§ What you will do
Write out every one of the records below, keeping each line unchanged.

§ Given data
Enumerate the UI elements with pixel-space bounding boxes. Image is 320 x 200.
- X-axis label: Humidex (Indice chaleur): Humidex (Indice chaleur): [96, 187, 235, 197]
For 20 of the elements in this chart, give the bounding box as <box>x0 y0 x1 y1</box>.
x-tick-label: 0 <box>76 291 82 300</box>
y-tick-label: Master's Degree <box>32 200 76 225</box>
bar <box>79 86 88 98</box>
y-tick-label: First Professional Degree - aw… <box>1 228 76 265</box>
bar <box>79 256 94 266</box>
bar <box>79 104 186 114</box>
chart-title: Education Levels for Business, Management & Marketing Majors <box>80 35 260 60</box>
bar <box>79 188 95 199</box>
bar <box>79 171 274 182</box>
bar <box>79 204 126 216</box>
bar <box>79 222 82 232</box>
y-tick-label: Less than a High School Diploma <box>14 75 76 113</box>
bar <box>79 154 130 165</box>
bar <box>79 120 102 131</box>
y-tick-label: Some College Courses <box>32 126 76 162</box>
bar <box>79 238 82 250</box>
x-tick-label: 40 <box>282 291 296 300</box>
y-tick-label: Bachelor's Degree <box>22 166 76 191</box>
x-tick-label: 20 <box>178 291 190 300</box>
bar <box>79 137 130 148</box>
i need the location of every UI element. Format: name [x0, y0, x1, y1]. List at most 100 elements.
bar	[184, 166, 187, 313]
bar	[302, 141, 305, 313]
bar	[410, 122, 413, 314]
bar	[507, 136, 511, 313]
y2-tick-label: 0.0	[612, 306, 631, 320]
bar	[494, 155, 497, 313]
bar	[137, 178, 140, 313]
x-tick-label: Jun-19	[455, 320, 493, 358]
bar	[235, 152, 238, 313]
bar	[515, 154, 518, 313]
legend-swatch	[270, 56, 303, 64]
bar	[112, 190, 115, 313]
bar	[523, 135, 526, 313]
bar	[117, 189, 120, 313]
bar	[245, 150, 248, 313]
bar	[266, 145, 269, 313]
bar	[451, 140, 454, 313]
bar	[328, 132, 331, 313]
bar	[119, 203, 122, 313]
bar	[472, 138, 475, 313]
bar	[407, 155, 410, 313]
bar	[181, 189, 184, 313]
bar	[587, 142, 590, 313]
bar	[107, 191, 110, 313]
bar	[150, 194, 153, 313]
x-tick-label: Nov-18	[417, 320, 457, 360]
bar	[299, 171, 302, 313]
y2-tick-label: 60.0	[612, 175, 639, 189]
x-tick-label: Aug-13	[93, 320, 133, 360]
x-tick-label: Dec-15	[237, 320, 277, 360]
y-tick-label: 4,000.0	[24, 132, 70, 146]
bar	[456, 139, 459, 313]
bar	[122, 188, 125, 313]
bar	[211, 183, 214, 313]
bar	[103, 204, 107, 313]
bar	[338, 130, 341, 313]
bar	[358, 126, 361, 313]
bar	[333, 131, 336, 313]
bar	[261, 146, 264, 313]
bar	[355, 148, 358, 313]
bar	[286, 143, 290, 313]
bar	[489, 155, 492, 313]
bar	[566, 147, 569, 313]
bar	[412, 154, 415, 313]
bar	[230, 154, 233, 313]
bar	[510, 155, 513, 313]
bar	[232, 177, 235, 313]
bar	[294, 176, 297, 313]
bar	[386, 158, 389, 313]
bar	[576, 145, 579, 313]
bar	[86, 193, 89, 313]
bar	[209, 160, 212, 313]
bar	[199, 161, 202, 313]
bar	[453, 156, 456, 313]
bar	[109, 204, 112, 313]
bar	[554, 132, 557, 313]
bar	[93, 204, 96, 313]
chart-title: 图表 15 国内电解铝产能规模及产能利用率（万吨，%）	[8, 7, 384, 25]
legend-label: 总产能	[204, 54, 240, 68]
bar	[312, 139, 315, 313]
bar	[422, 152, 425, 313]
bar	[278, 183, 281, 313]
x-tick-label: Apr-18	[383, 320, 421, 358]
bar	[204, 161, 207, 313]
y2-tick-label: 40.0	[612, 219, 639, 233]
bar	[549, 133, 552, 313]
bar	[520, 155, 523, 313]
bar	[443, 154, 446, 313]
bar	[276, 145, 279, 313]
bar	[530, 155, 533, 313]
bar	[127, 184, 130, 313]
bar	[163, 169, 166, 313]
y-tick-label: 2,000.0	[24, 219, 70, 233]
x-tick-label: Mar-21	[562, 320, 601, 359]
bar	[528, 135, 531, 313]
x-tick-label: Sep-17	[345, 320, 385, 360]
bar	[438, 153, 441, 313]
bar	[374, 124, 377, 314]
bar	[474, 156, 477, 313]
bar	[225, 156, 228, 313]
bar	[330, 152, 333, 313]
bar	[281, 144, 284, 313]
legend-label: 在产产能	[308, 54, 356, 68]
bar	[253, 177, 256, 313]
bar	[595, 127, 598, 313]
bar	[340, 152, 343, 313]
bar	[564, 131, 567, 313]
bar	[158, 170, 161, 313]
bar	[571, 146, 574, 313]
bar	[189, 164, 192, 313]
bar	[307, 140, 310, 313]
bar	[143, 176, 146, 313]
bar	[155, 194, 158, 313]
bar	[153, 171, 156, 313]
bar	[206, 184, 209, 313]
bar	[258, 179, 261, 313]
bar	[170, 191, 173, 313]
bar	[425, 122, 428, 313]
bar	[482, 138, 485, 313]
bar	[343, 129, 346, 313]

§ Problem solution
Enumerate the UI elements with pixel-space bounding boxes. Image is 320 x 200.
- X-axis label: Humidex (Indice chaleur): Humidex (Indice chaleur): [96, 187, 235, 197]
For 20 of the elements in this chart, give the bounding box as <box>x0 y0 x1 y1</box>.
x-tick-label: 0 <box>76 291 82 300</box>
y-tick-label: Master's Degree <box>32 200 76 225</box>
bar <box>79 86 88 98</box>
y-tick-label: First Professional Degree - aw… <box>1 228 76 265</box>
bar <box>79 256 94 266</box>
bar <box>79 104 186 114</box>
chart-title: Education Levels for Business, Management & Marketing Majors <box>80 35 260 60</box>
bar <box>79 188 95 199</box>
bar <box>79 171 274 182</box>
bar <box>79 204 126 216</box>
bar <box>79 222 82 232</box>
y-tick-label: Less than a High School Diploma <box>14 75 76 113</box>
bar <box>79 154 130 165</box>
bar <box>79 120 102 131</box>
y-tick-label: Some College Courses <box>32 126 76 162</box>
bar <box>79 238 82 250</box>
x-tick-label: 40 <box>282 291 296 300</box>
y-tick-label: Bachelor's Degree <box>22 166 76 191</box>
x-tick-label: 20 <box>178 291 190 300</box>
bar <box>79 137 130 148</box>
i need the location of every UI element. Format: name [x0, y0, x1, y1]. List at most 100 elements.
bar	[184, 166, 187, 313]
bar	[302, 141, 305, 313]
bar	[410, 122, 413, 314]
bar	[507, 136, 511, 313]
y2-tick-label: 0.0	[612, 306, 631, 320]
bar	[494, 155, 497, 313]
bar	[137, 178, 140, 313]
x-tick-label: Jun-19	[455, 320, 493, 358]
bar	[235, 152, 238, 313]
bar	[515, 154, 518, 313]
legend-swatch	[270, 56, 303, 64]
bar	[112, 190, 115, 313]
bar	[523, 135, 526, 313]
bar	[117, 189, 120, 313]
bar	[245, 150, 248, 313]
bar	[266, 145, 269, 313]
bar	[451, 140, 454, 313]
bar	[328, 132, 331, 313]
bar	[119, 203, 122, 313]
bar	[472, 138, 475, 313]
bar	[407, 155, 410, 313]
bar	[181, 189, 184, 313]
bar	[587, 142, 590, 313]
bar	[107, 191, 110, 313]
bar	[150, 194, 153, 313]
x-tick-label: Nov-18	[417, 320, 457, 360]
bar	[299, 171, 302, 313]
y2-tick-label: 60.0	[612, 175, 639, 189]
x-tick-label: Aug-13	[93, 320, 133, 360]
x-tick-label: Dec-15	[237, 320, 277, 360]
y-tick-label: 4,000.0	[24, 132, 70, 146]
bar	[456, 139, 459, 313]
bar	[122, 188, 125, 313]
bar	[211, 183, 214, 313]
bar	[103, 204, 107, 313]
bar	[338, 130, 341, 313]
bar	[358, 126, 361, 313]
bar	[333, 131, 336, 313]
bar	[261, 146, 264, 313]
bar	[355, 148, 358, 313]
bar	[286, 143, 290, 313]
bar	[489, 155, 492, 313]
bar	[566, 147, 569, 313]
bar	[412, 154, 415, 313]
bar	[230, 154, 233, 313]
bar	[510, 155, 513, 313]
bar	[232, 177, 235, 313]
bar	[294, 176, 297, 313]
bar	[386, 158, 389, 313]
bar	[576, 145, 579, 313]
bar	[86, 193, 89, 313]
bar	[209, 160, 212, 313]
bar	[199, 161, 202, 313]
bar	[453, 156, 456, 313]
bar	[109, 204, 112, 313]
bar	[554, 132, 557, 313]
bar	[93, 204, 96, 313]
chart-title: 图表 15 国内电解铝产能规模及产能利用率（万吨，%）	[8, 7, 384, 25]
legend-label: 总产能	[204, 54, 240, 68]
bar	[312, 139, 315, 313]
bar	[422, 152, 425, 313]
bar	[278, 183, 281, 313]
x-tick-label: Apr-18	[383, 320, 421, 358]
bar	[204, 161, 207, 313]
y2-tick-label: 40.0	[612, 219, 639, 233]
bar	[549, 133, 552, 313]
bar	[520, 155, 523, 313]
bar	[443, 154, 446, 313]
bar	[276, 145, 279, 313]
bar	[530, 155, 533, 313]
bar	[127, 184, 130, 313]
bar	[163, 169, 166, 313]
y-tick-label: 2,000.0	[24, 219, 70, 233]
x-tick-label: Mar-21	[562, 320, 601, 359]
bar	[528, 135, 531, 313]
x-tick-label: Sep-17	[345, 320, 385, 360]
bar	[438, 153, 441, 313]
bar	[374, 124, 377, 314]
bar	[474, 156, 477, 313]
bar	[225, 156, 228, 313]
bar	[330, 152, 333, 313]
bar	[281, 144, 284, 313]
legend-label: 在产产能	[308, 54, 356, 68]
bar	[253, 177, 256, 313]
bar	[595, 127, 598, 313]
bar	[340, 152, 343, 313]
bar	[564, 131, 567, 313]
bar	[158, 170, 161, 313]
bar	[571, 146, 574, 313]
bar	[189, 164, 192, 313]
bar	[307, 140, 310, 313]
bar	[143, 176, 146, 313]
bar	[155, 194, 158, 313]
bar	[153, 171, 156, 313]
bar	[206, 184, 209, 313]
bar	[258, 179, 261, 313]
bar	[170, 191, 173, 313]
bar	[425, 122, 428, 313]
bar	[482, 138, 485, 313]
bar	[343, 129, 346, 313]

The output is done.